Data excerpts
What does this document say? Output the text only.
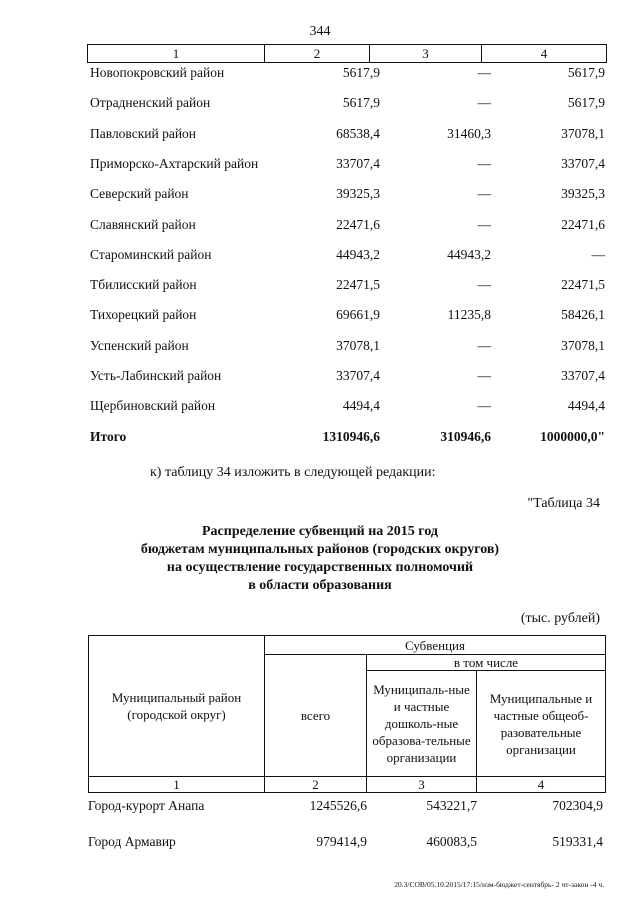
344
1	2	3	4
Новопокровский район	5617,9	—	5617,9
Отрадненский район	5617,9	—	5617,9
Павловский район	68538,4	31460,3	37078,1
Приморско-Ахтарский район	33707,4	—	33707,4
Северский район	39325,3	—	39325,3
Славянский район	22471,6	—	22471,6
Староминский район	44943,2	44943,2	—
Тбилисский район	22471,5	—	22471,5
Тихорецкий район	69661,9	11235,8	58426,1
Успенский район	37078,1	—	37078,1
Усть-Лабинский район	33707,4	—	33707,4
Щербиновский район	4494,4	—	4494,4
Итого	1310946,6	310946,6	1000000,0"
к) таблицу 34 изложить в следующей редакции:
"Таблица 34
Распределение субвенций на 2015 год
бюджетам муниципальных районов (городских округов)
на осуществление государственных полномочий
в области образования
(тыс. рублей)
Муниципальный район (городской округ)
Субвенция
всего
в том числе
Муниципаль-ные и частные дошколь-ные образова-тельные организации
Муниципальные и частные общеоб-разовательные организации
1	2	3	4
Город-курорт Анапа	1245526,6	543221,7	702304,9
Город Армавир	979414,9	460083,5	519331,4
20.3/СОВ/05.10.2015/17:15/изм-бюджет-сентябрь- 2 чт-закон -4 ч.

Instruction = Copy out each line of the entries that holds "организации".

Task solution =
Муниципаль-ные и частные дошколь-ные образова-тельные организации
Муниципальные и частные общеоб-разовательные организации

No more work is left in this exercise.